» WORK TO BE COMPLETED
Each line containing the word "filled" must be collected.

(Records that describe figures)
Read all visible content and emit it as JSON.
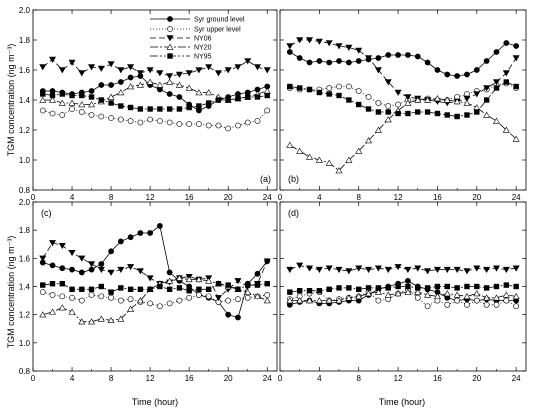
{
  "figure": {
    "ylabel": "TGM concentration (ng m⁻³)",
    "xlabel": "Time (hour)"
  },
  "legend": [
    {
      "name": "Syr ground level",
      "marker": "filled-circle",
      "dash": ""
    },
    {
      "name": "Syr upper level",
      "marker": "open-circle",
      "dash": "1,2"
    },
    {
      "name": "NY06",
      "marker": "filled-triangle-down",
      "dash": "6,3"
    },
    {
      "name": "NY20",
      "marker": "open-triangle-up",
      "dash": "8,2,2,2"
    },
    {
      "name": "NY95",
      "marker": "filled-square",
      "dash": "8,2,2,2,2,2"
    }
  ],
  "chart_data": [
    {
      "panel": "(a)",
      "type": "line",
      "xlim": [
        0,
        25
      ],
      "ylim": [
        0.8,
        2.0
      ],
      "x_ticks": [
        0,
        4,
        8,
        12,
        16,
        20,
        24
      ],
      "y_ticks": [
        0.8,
        1.0,
        1.2,
        1.4,
        1.6,
        1.8,
        2.0
      ],
      "x": [
        1,
        2,
        3,
        4,
        5,
        6,
        7,
        8,
        9,
        10,
        11,
        12,
        13,
        14,
        15,
        16,
        17,
        18,
        19,
        20,
        21,
        22,
        23,
        24
      ],
      "series": [
        {
          "name": "Syr ground level",
          "values": [
            1.46,
            1.46,
            1.45,
            1.44,
            1.45,
            1.46,
            1.5,
            1.5,
            1.52,
            1.55,
            1.56,
            1.5,
            1.47,
            1.44,
            1.42,
            1.37,
            1.33,
            1.36,
            1.4,
            1.42,
            1.44,
            1.45,
            1.47,
            1.49
          ]
        },
        {
          "name": "Syr upper level",
          "values": [
            1.33,
            1.31,
            1.3,
            1.34,
            1.32,
            1.3,
            1.29,
            1.28,
            1.27,
            1.26,
            1.25,
            1.27,
            1.26,
            1.25,
            1.24,
            1.24,
            1.24,
            1.23,
            1.23,
            1.21,
            1.23,
            1.25,
            1.26,
            1.33
          ]
        },
        {
          "name": "NY06",
          "values": [
            1.62,
            1.67,
            1.6,
            1.65,
            1.58,
            1.62,
            1.61,
            1.64,
            1.6,
            1.62,
            1.58,
            1.6,
            1.58,
            1.56,
            1.57,
            1.58,
            1.6,
            1.62,
            1.58,
            1.6,
            1.62,
            1.66,
            1.62,
            1.6
          ]
        },
        {
          "name": "NY20",
          "values": [
            1.4,
            1.4,
            1.38,
            1.38,
            1.37,
            1.37,
            1.39,
            1.42,
            1.45,
            1.49,
            1.5,
            1.52,
            1.5,
            1.52,
            1.5,
            1.48,
            1.45,
            1.45,
            1.42,
            1.4,
            1.41,
            1.42,
            1.44,
            1.46
          ]
        },
        {
          "name": "NY95",
          "values": [
            1.44,
            1.43,
            1.44,
            1.43,
            1.43,
            1.42,
            1.4,
            1.38,
            1.36,
            1.35,
            1.34,
            1.34,
            1.34,
            1.34,
            1.34,
            1.35,
            1.36,
            1.38,
            1.4,
            1.4,
            1.41,
            1.42,
            1.42,
            1.43
          ]
        }
      ]
    },
    {
      "panel": "(b)",
      "type": "line",
      "xlim": [
        0,
        25
      ],
      "ylim": [
        0.8,
        2.0
      ],
      "x_ticks": [
        0,
        4,
        8,
        12,
        16,
        20,
        24
      ],
      "y_ticks": [
        0.8,
        1.0,
        1.2,
        1.4,
        1.6,
        1.8,
        2.0
      ],
      "x": [
        1,
        2,
        3,
        4,
        5,
        6,
        7,
        8,
        9,
        10,
        11,
        12,
        13,
        14,
        15,
        16,
        17,
        18,
        19,
        20,
        21,
        22,
        23,
        24
      ],
      "series": [
        {
          "name": "Syr ground level",
          "values": [
            1.72,
            1.68,
            1.65,
            1.66,
            1.65,
            1.66,
            1.65,
            1.66,
            1.67,
            1.68,
            1.7,
            1.7,
            1.7,
            1.69,
            1.65,
            1.6,
            1.57,
            1.56,
            1.57,
            1.6,
            1.66,
            1.72,
            1.78,
            1.76
          ]
        },
        {
          "name": "Syr upper level",
          "values": [
            1.48,
            1.47,
            1.47,
            1.47,
            1.48,
            1.49,
            1.49,
            1.46,
            1.42,
            1.38,
            1.36,
            1.37,
            1.4,
            1.4,
            1.41,
            1.4,
            1.4,
            1.42,
            1.44,
            1.46,
            1.47,
            1.5,
            1.51,
            1.48
          ]
        },
        {
          "name": "NY06",
          "values": [
            1.76,
            1.8,
            1.8,
            1.79,
            1.78,
            1.76,
            1.75,
            1.73,
            1.68,
            1.6,
            1.52,
            1.45,
            1.42,
            1.41,
            1.4,
            1.39,
            1.38,
            1.39,
            1.41,
            1.44,
            1.48,
            1.52,
            1.58,
            1.68
          ]
        },
        {
          "name": "NY20",
          "values": [
            1.1,
            1.06,
            1.02,
            1.0,
            0.98,
            0.93,
            1.0,
            1.06,
            1.13,
            1.2,
            1.27,
            1.33,
            1.38,
            1.4,
            1.4,
            1.41,
            1.4,
            1.39,
            1.38,
            1.35,
            1.3,
            1.26,
            1.2,
            1.14
          ]
        },
        {
          "name": "NY95",
          "values": [
            1.49,
            1.48,
            1.47,
            1.45,
            1.44,
            1.43,
            1.4,
            1.37,
            1.34,
            1.32,
            1.32,
            1.31,
            1.31,
            1.32,
            1.32,
            1.31,
            1.3,
            1.29,
            1.3,
            1.32,
            1.4,
            1.48,
            1.52,
            1.49
          ]
        }
      ]
    },
    {
      "panel": "(c)",
      "type": "line",
      "xlim": [
        0,
        25
      ],
      "ylim": [
        0.8,
        2.0
      ],
      "x_ticks": [
        0,
        4,
        8,
        12,
        16,
        20,
        24
      ],
      "y_ticks": [
        0.8,
        1.0,
        1.2,
        1.4,
        1.6,
        1.8,
        2.0
      ],
      "x": [
        1,
        2,
        3,
        4,
        5,
        6,
        7,
        8,
        9,
        10,
        11,
        12,
        13,
        14,
        15,
        16,
        17,
        18,
        19,
        20,
        21,
        22,
        23,
        24
      ],
      "series": [
        {
          "name": "Syr ground level",
          "values": [
            1.57,
            1.55,
            1.53,
            1.52,
            1.5,
            1.52,
            1.56,
            1.65,
            1.72,
            1.75,
            1.78,
            1.78,
            1.83,
            1.5,
            1.44,
            1.4,
            1.34,
            1.32,
            1.29,
            1.2,
            1.18,
            1.42,
            1.49,
            1.58
          ]
        },
        {
          "name": "Syr upper level",
          "values": [
            1.36,
            1.34,
            1.33,
            1.32,
            1.3,
            1.34,
            1.33,
            1.32,
            1.3,
            1.31,
            1.29,
            1.28,
            1.26,
            1.28,
            1.3,
            1.32,
            1.34,
            1.33,
            1.29,
            1.3,
            1.31,
            1.32,
            1.33,
            1.34
          ]
        },
        {
          "name": "NY06",
          "values": [
            1.6,
            1.71,
            1.69,
            1.64,
            1.6,
            1.56,
            1.52,
            1.5,
            1.52,
            1.54,
            1.51,
            1.46,
            1.42,
            1.43,
            1.46,
            1.47,
            1.45,
            1.46,
            1.32,
            1.38,
            1.44,
            1.4,
            1.42,
            1.58
          ]
        },
        {
          "name": "NY20",
          "values": [
            1.2,
            1.22,
            1.25,
            1.22,
            1.15,
            1.15,
            1.17,
            1.16,
            1.17,
            1.24,
            1.3,
            1.38,
            1.42,
            1.44,
            1.46,
            1.45,
            1.45,
            1.44,
            1.42,
            1.4,
            1.38,
            1.36,
            1.33,
            1.3
          ]
        },
        {
          "name": "NY95",
          "values": [
            1.41,
            1.42,
            1.42,
            1.38,
            1.38,
            1.38,
            1.4,
            1.36,
            1.39,
            1.38,
            1.38,
            1.38,
            1.4,
            1.38,
            1.39,
            1.37,
            1.38,
            1.38,
            1.42,
            1.41,
            1.38,
            1.41,
            1.41,
            1.42
          ]
        }
      ]
    },
    {
      "panel": "(d)",
      "type": "line",
      "xlim": [
        0,
        25
      ],
      "ylim": [
        0.8,
        2.0
      ],
      "x_ticks": [
        0,
        4,
        8,
        12,
        16,
        20,
        24
      ],
      "y_ticks": [
        0.8,
        1.0,
        1.2,
        1.4,
        1.6,
        1.8,
        2.0
      ],
      "x": [
        1,
        2,
        3,
        4,
        5,
        6,
        7,
        8,
        9,
        10,
        11,
        12,
        13,
        14,
        15,
        16,
        17,
        18,
        19,
        20,
        21,
        22,
        23,
        24
      ],
      "series": [
        {
          "name": "Syr ground level",
          "values": [
            1.27,
            1.29,
            1.3,
            1.28,
            1.28,
            1.29,
            1.3,
            1.3,
            1.34,
            1.38,
            1.4,
            1.42,
            1.44,
            1.4,
            1.38,
            1.36,
            1.32,
            1.3,
            1.31,
            1.3,
            1.31,
            1.3,
            1.3,
            1.3
          ]
        },
        {
          "name": "Syr upper level",
          "values": [
            1.31,
            1.33,
            1.35,
            1.36,
            1.3,
            1.31,
            1.32,
            1.33,
            1.36,
            1.3,
            1.31,
            1.35,
            1.38,
            1.32,
            1.26,
            1.3,
            1.27,
            1.3,
            1.27,
            1.3,
            1.27,
            1.27,
            1.3,
            1.26
          ]
        },
        {
          "name": "NY06",
          "values": [
            1.52,
            1.55,
            1.53,
            1.52,
            1.53,
            1.52,
            1.51,
            1.53,
            1.52,
            1.53,
            1.52,
            1.54,
            1.52,
            1.53,
            1.51,
            1.52,
            1.52,
            1.52,
            1.51,
            1.53,
            1.52,
            1.53,
            1.52,
            1.53
          ]
        },
        {
          "name": "NY20",
          "values": [
            1.3,
            1.3,
            1.3,
            1.3,
            1.3,
            1.3,
            1.32,
            1.33,
            1.35,
            1.36,
            1.34,
            1.35,
            1.36,
            1.36,
            1.34,
            1.33,
            1.35,
            1.34,
            1.33,
            1.35,
            1.32,
            1.32,
            1.34,
            1.33
          ]
        },
        {
          "name": "NY95",
          "values": [
            1.36,
            1.37,
            1.37,
            1.37,
            1.38,
            1.39,
            1.39,
            1.38,
            1.39,
            1.39,
            1.39,
            1.4,
            1.4,
            1.39,
            1.39,
            1.4,
            1.4,
            1.39,
            1.4,
            1.4,
            1.39,
            1.4,
            1.41,
            1.4
          ]
        }
      ]
    }
  ]
}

» TASK SOLUTION
      "marker": "filled-circle",
      "marker": "filled-triangle-down",
      "marker": "filled-square",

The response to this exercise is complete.